> Aim of the exercise:
Write out each entry again. Keep every word exactly as it is.

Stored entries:

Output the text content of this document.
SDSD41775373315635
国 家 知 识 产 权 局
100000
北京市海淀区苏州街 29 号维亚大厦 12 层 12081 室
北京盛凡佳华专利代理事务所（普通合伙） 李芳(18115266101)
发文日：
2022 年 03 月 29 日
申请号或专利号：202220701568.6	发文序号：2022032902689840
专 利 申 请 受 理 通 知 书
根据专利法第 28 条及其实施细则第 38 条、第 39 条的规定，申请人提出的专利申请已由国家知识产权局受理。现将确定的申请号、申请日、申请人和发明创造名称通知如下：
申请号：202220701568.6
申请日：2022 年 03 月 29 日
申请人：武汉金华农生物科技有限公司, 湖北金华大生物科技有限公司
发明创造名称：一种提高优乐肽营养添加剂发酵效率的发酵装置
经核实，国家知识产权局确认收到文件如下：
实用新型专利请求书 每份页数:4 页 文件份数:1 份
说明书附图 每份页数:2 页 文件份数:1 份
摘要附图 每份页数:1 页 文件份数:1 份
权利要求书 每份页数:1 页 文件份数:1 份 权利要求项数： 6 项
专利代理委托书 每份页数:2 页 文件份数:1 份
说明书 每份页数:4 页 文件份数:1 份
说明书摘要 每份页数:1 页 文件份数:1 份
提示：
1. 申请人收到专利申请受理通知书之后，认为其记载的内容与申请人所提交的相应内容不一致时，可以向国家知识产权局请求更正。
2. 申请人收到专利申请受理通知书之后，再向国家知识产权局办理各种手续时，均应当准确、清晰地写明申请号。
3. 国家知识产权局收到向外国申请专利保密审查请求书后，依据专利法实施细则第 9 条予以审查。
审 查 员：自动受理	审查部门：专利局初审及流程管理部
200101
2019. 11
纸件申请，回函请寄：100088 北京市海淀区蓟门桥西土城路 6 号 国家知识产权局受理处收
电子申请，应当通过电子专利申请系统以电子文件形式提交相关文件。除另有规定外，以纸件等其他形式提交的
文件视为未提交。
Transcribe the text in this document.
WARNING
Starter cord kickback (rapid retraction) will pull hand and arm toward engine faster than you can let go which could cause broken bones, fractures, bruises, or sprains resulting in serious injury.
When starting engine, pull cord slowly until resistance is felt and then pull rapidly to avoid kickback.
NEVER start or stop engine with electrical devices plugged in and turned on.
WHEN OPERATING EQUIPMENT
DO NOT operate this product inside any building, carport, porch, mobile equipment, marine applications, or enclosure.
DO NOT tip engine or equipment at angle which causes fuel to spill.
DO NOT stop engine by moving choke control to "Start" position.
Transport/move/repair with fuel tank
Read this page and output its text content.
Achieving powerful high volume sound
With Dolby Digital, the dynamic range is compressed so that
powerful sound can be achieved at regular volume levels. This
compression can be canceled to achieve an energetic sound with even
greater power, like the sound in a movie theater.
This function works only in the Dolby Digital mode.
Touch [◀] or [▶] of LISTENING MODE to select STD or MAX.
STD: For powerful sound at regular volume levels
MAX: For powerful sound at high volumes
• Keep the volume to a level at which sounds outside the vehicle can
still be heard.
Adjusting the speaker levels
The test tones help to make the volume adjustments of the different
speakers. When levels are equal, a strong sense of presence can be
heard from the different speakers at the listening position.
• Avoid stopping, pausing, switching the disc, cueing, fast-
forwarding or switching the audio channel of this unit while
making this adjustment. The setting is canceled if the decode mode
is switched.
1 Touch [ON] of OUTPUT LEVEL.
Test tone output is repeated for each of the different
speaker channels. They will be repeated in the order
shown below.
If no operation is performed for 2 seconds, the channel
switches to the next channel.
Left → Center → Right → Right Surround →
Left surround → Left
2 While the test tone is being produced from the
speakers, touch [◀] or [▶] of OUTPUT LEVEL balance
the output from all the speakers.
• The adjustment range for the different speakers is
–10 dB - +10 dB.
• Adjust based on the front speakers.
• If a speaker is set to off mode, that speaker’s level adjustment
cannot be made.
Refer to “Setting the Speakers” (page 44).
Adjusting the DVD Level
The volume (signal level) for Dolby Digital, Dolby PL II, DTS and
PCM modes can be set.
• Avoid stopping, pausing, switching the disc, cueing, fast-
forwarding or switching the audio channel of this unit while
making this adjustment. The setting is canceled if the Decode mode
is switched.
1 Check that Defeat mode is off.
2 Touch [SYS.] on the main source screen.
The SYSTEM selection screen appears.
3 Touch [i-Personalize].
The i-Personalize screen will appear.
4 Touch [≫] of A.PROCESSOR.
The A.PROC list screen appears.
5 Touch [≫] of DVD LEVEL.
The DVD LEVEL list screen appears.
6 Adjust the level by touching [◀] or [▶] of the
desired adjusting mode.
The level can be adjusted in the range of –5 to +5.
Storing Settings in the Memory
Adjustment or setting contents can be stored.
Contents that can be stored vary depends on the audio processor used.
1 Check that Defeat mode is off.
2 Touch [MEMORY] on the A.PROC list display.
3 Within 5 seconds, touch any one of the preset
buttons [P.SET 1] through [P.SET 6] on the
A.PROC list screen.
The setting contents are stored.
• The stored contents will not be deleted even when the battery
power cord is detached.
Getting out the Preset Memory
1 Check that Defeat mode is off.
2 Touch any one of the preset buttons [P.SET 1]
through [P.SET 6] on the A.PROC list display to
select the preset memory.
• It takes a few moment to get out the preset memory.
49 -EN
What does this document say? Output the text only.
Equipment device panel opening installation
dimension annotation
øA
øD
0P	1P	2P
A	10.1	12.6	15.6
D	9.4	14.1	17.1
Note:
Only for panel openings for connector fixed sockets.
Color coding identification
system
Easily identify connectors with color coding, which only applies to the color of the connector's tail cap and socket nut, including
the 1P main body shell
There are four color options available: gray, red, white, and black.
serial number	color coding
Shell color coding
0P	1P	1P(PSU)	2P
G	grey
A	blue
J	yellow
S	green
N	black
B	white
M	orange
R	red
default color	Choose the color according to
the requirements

> Task result:
Output the text content of this document.
SDSD41775373315635
国 家 知 识 产 权 局
100000
北京市海淀区苏州街 29 号维亚大厦 12 层 12081 室
北京盛凡佳华专利代理事务所（普通合伙） 李芳(18115266101)
发文日：
2022 年 03 月 29 日
申请号或专利号：202220701568.6	发文序号：2022032902689840
专 利 申 请 受 理 通 知 书
根据专利法第 28 条及其实施细则第 38 条、第 39 条的规定，申请人提出的专利申请已由国家知识产权局受理。现将确定的申请号、申请日、申请人和发明创造名称通知如下：
申请号：202220701568.6
申请日：2022 年 03 月 29 日
申请人：武汉金华农生物科技有限公司, 湖北金华大生物科技有限公司
发明创造名称：一种提高优乐肽营养添加剂发酵效率的发酵装置
经核实，国家知识产权局确认收到文件如下：
实用新型专利请求书 每份页数:4 页 文件份数:1 份
说明书附图 每份页数:2 页 文件份数:1 份
摘要附图 每份页数:1 页 文件份数:1 份
权利要求书 每份页数:1 页 文件份数:1 份 权利要求项数： 6 项
专利代理委托书 每份页数:2 页 文件份数:1 份
说明书 每份页数:4 页 文件份数:1 份
说明书摘要 每份页数:1 页 文件份数:1 份
提示：
1. 申请人收到专利申请受理通知书之后，认为其记载的内容与申请人所提交的相应内容不一致时，可以向国家知识产权局请求更正。
2. 申请人收到专利申请受理通知书之后，再向国家知识产权局办理各种手续时，均应当准确、清晰地写明申请号。
3. 国家知识产权局收到向外国申请专利保密审查请求书后，依据专利法实施细则第 9 条予以审查。
审 查 员：自动受理	审查部门：专利局初审及流程管理部
200101
2019. 11
纸件申请，回函请寄：100088 北京市海淀区蓟门桥西土城路 6 号 国家知识产权局受理处收
电子申请，应当通过电子专利申请系统以电子文件形式提交相关文件。除另有规定外，以纸件等其他形式提交的
文件视为未提交。
Transcribe the text in this document.
WARNING
Starter cord kickback (rapid retraction) will pull hand and arm toward engine faster than you can let go which could cause broken bones, fractures, bruises, or sprains resulting in serious injury.
When starting engine, pull cord slowly until resistance is felt and then pull rapidly to avoid kickback.
NEVER start or stop engine with electrical devices plugged in and turned on.
WHEN OPERATING EQUIPMENT
DO NOT operate this product inside any building, carport, porch, mobile equipment, marine applications, or enclosure.
DO NOT tip engine or equipment at angle which causes fuel to spill.
DO NOT stop engine by moving choke control to "Start" position.
Transport/move/repair with fuel tank
Read this page and output its text content.
Achieving powerful high volume sound
With Dolby Digital, the dynamic range is compressed so that
powerful sound can be achieved at regular volume levels. This
compression can be canceled to achieve an energetic sound with even
greater power, like the sound in a movie theater.
This function works only in the Dolby Digital mode.
Touch [◀] or [▶] of LISTENING MODE to select STD or MAX.
STD: For powerful sound at regular volume levels
MAX: For powerful sound at high volumes
• Keep the volume to a level at which sounds outside the vehicle can
still be heard.
Adjusting the speaker levels
The test tones help to make the volume adjustments of the different
speakers. When levels are equal, a strong sense of presence can be
heard from the different speakers at the listening position.
• Avoid stopping, pausing, switching the disc, cueing, fast-
forwarding or switching the audio channel of this unit while
making this adjustment. The setting is canceled if the decode mode
is switched.
1 Touch [ON] of OUTPUT LEVEL.
Test tone output is repeated for each of the different
speaker channels. They will be repeated in the order
shown below.
If no operation is performed for 2 seconds, the channel
switches to the next channel.
Left → Center → Right → Right Surround →
Left surround → Left
2 While the test tone is being produced from the
speakers, touch [◀] or [▶] of OUTPUT LEVEL balance
the output from all the speakers.
• The adjustment range for the different speakers is
–10 dB - +10 dB.
• Adjust based on the front speakers.
• If a speaker is set to off mode, that speaker’s level adjustment
cannot be made.
Refer to “Setting the Speakers” (page 44).
Adjusting the DVD Level
The volume (signal level) for Dolby Digital, Dolby PL II, DTS and
PCM modes can be set.
• Avoid stopping, pausing, switching the disc, cueing, fast-
forwarding or switching the audio channel of this unit while
making this adjustment. The setting is canceled if the Decode mode
is switched.
1 Check that Defeat mode is off.
2 Touch [SYS.] on the main source screen.
The SYSTEM selection screen appears.
3 Touch [i-Personalize].
The i-Personalize screen will appear.
4 Touch [≫] of A.PROCESSOR.
The A.PROC list screen appears.
5 Touch [≫] of DVD LEVEL.
The DVD LEVEL list screen appears.
6 Adjust the level by touching [◀] or [▶] of the
desired adjusting mode.
The level can be adjusted in the range of –5 to +5.
Storing Settings in the Memory
Adjustment or setting contents can be stored.
Contents that can be stored vary depends on the audio processor used.
1 Check that Defeat mode is off.
2 Touch [MEMORY] on the A.PROC list display.
3 Within 5 seconds, touch any one of the preset
buttons [P.SET 1] through [P.SET 6] on the
A.PROC list screen.
The setting contents are stored.
• The stored contents will not be deleted even when the battery
power cord is detached.
Getting out the Preset Memory
1 Check that Defeat mode is off.
2 Touch any one of the preset buttons [P.SET 1]
through [P.SET 6] on the A.PROC list display to
select the preset memory.
• It takes a few moment to get out the preset memory.
49 -EN
What does this document say? Output the text only.
Equipment device panel opening installation
dimension annotation
øA
øD
0P	1P	2P
A	10.1	12.6	15.6
D	9.4	14.1	17.1
Note:
Only for panel openings for connector fixed sockets.
Color coding identification
system
Easily identify connectors with color coding, which only applies to the color of the connector's tail cap and socket nut, including
the 1P main body shell
There are four color options available: gray, red, white, and black.
serial number	color coding
Shell color coding
0P	1P	1P(PSU)	2P
G	grey
A	blue
J	yellow
S	green
N	black
B	white
M	orange
R	red
default color	Choose the color according to
the requirements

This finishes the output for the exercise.